**Given entries:**

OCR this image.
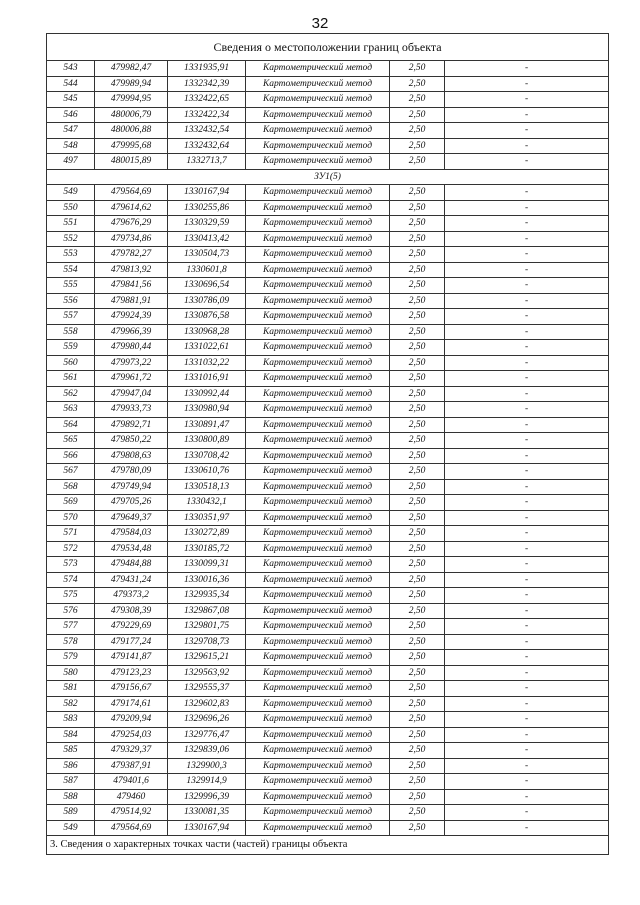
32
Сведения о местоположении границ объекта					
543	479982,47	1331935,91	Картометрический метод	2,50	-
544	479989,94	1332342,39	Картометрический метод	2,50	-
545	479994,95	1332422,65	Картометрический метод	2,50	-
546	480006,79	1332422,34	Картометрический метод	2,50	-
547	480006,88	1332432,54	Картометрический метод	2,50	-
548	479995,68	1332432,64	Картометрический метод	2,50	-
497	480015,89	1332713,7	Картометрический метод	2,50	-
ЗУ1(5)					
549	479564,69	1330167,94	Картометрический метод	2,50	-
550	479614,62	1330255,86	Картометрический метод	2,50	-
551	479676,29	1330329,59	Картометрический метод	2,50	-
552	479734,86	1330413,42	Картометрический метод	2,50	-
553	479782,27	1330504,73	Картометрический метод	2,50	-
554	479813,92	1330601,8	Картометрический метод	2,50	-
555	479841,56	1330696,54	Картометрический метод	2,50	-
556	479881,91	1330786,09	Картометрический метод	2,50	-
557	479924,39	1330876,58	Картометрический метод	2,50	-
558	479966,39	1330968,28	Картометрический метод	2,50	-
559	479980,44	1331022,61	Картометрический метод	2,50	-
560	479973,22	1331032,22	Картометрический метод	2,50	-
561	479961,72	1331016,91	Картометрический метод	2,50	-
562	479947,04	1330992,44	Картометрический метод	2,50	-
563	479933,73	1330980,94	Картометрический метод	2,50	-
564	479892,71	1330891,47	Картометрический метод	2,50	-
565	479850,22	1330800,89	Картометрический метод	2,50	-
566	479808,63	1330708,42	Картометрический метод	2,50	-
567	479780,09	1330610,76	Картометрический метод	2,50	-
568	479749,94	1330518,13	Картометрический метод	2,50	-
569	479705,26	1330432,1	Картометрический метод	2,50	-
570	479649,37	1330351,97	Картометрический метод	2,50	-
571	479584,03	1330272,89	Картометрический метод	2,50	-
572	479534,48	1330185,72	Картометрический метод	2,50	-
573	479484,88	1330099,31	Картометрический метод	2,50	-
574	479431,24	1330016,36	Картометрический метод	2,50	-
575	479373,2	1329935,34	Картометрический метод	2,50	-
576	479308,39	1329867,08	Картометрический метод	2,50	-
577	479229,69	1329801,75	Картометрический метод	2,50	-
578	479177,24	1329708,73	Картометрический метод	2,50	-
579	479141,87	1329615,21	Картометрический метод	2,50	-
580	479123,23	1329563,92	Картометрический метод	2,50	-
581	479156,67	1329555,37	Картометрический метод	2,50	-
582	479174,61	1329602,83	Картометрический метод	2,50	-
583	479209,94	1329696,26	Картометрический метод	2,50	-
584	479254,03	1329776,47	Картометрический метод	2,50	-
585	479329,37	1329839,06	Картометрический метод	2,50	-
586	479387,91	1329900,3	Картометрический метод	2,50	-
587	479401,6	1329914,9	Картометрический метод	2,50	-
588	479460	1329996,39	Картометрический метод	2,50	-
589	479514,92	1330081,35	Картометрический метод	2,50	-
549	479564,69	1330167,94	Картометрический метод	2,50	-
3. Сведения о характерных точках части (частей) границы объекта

---

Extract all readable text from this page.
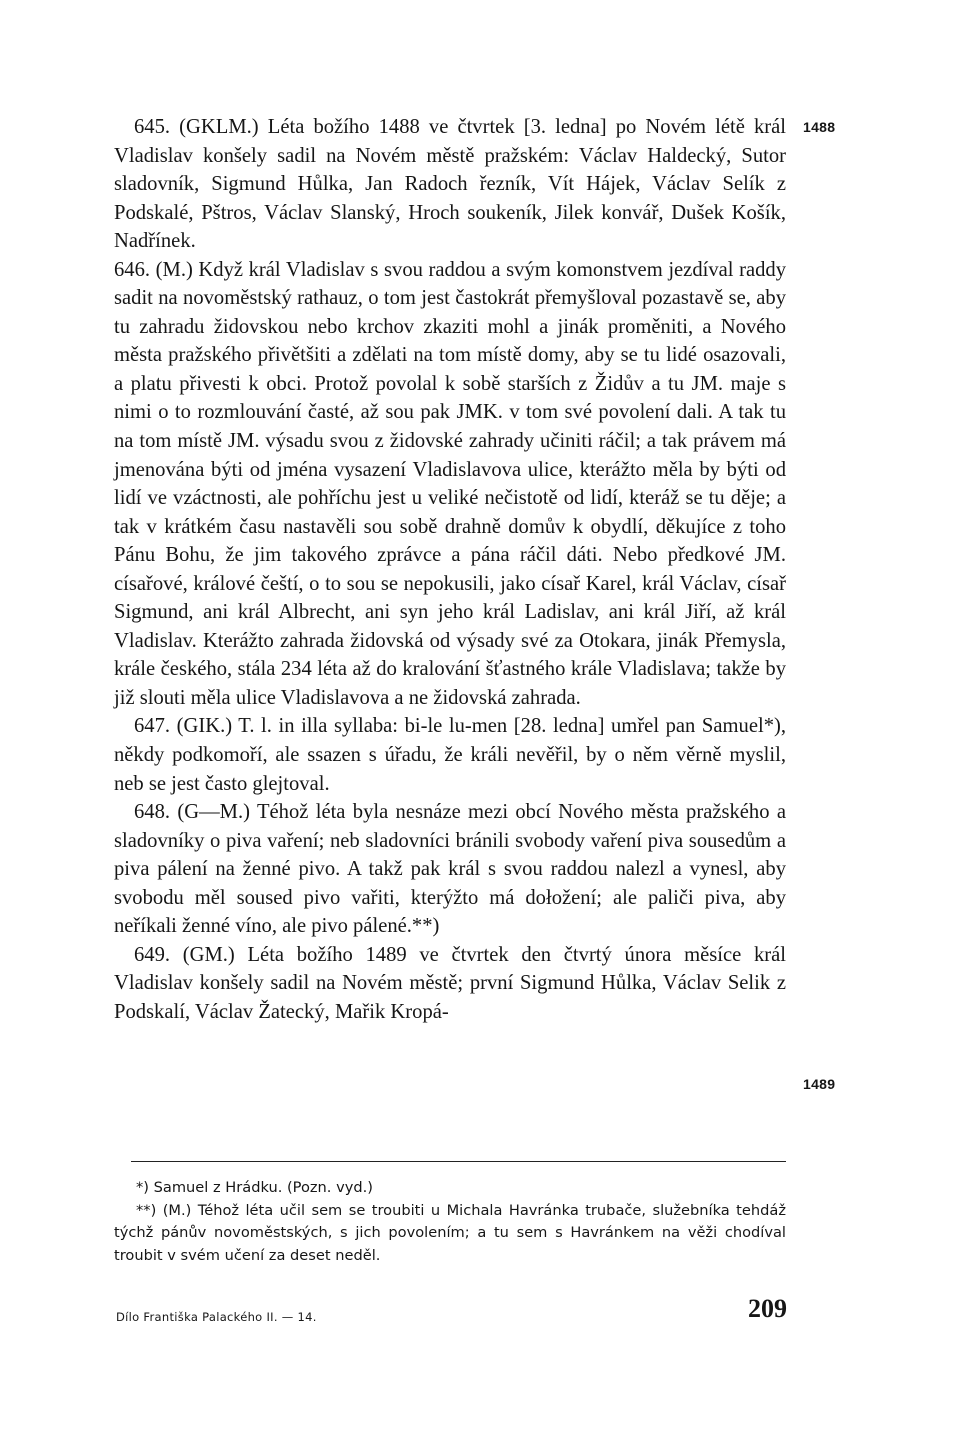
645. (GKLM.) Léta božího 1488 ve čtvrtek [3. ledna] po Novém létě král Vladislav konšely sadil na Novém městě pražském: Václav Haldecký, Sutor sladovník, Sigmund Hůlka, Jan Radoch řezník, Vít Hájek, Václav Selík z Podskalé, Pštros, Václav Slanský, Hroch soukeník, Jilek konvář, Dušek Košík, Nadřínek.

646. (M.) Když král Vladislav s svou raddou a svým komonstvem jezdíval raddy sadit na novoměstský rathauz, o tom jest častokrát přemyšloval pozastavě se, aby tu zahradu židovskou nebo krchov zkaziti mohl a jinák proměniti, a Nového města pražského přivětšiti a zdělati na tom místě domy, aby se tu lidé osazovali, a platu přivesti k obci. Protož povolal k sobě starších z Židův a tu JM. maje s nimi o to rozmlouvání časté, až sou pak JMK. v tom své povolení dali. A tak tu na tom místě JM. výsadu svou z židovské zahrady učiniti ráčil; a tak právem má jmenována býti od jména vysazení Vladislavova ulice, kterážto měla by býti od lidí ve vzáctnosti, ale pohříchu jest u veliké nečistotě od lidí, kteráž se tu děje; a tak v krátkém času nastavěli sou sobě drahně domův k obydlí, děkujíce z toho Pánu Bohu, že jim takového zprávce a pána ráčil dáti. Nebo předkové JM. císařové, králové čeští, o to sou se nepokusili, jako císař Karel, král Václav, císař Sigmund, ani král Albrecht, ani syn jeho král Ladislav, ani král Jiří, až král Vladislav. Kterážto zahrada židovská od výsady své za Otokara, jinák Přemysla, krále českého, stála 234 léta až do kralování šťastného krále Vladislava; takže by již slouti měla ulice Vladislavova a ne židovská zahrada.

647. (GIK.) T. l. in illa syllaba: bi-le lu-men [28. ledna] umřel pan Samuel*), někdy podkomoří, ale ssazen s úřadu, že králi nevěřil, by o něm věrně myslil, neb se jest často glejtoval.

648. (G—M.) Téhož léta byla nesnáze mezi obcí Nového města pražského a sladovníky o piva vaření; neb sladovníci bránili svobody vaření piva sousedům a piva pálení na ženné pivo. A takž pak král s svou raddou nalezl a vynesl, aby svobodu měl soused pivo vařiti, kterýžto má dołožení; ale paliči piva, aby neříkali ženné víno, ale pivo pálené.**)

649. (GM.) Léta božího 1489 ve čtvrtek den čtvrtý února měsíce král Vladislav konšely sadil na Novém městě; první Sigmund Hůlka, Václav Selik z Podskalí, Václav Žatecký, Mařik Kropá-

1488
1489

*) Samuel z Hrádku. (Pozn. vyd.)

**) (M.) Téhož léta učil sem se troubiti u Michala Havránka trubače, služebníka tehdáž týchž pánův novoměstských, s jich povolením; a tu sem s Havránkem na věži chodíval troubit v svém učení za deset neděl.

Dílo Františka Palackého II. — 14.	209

--

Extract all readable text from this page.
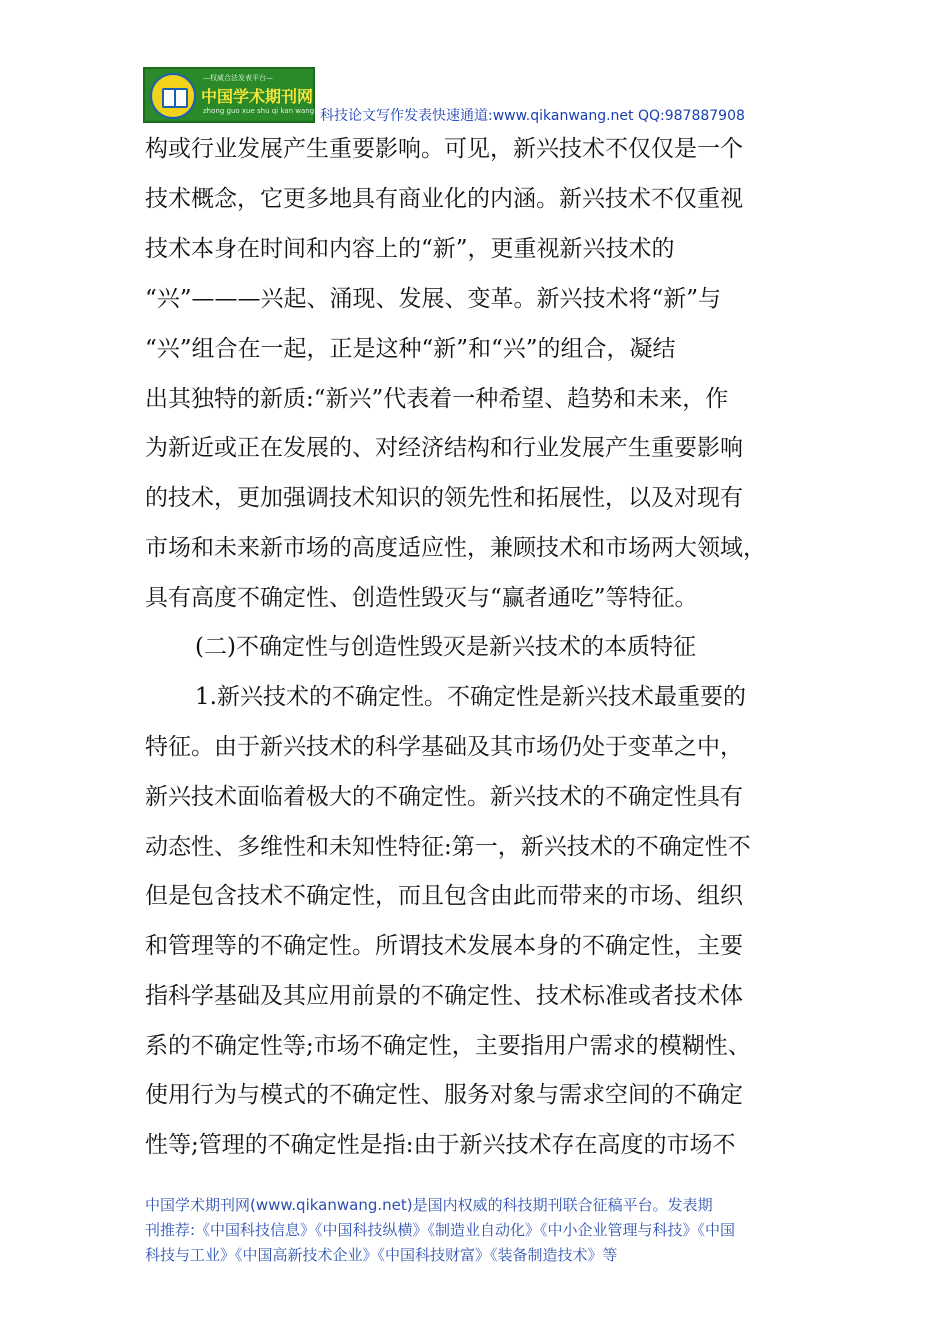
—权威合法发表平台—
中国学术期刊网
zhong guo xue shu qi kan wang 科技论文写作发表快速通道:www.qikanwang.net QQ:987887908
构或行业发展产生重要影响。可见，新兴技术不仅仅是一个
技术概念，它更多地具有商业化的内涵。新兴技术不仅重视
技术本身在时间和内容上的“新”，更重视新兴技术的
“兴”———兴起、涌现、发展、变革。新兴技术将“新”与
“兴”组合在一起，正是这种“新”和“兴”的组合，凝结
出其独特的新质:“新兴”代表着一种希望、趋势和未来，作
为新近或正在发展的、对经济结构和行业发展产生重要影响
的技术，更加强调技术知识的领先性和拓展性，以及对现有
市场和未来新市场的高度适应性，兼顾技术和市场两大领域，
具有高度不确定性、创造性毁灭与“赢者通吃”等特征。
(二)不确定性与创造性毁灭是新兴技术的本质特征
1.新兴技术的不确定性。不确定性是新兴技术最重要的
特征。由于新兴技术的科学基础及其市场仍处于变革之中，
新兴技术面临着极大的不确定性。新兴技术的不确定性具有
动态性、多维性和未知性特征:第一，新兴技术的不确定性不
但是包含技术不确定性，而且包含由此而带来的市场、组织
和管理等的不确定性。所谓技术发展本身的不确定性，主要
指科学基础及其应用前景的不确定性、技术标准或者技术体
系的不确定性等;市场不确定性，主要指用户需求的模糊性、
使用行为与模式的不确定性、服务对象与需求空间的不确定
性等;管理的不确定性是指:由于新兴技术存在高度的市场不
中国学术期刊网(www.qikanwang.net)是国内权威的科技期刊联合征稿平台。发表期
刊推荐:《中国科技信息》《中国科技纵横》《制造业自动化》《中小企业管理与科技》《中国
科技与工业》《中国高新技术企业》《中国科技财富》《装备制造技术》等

**Brief:** Copy every line of the entries above in which "sadil" occurs.

**Result of the exercise:**
645. (GKLM.) Léta božího 1488 ve čtvrtek [3. ledna] po Novém létě král Vladislav konšely sadil na Novém městě pražském: Václav Haldecký, Sutor sladovník, Sigmund Hůlka, Jan Radoch řezník, Vít Hájek, Václav Selík z Podskalé, Pštros, Václav Slanský, Hroch soukeník, Jilek konvář, Dušek Košík, Nadřínek.
649. (GM.) Léta božího 1489 ve čtvrtek den čtvrtý února měsíce král Vladislav konšely sadil na Novém městě; první Sigmund Hůlka, Václav Selik z Podskalí, Václav Žatecký, Mařik Kropá-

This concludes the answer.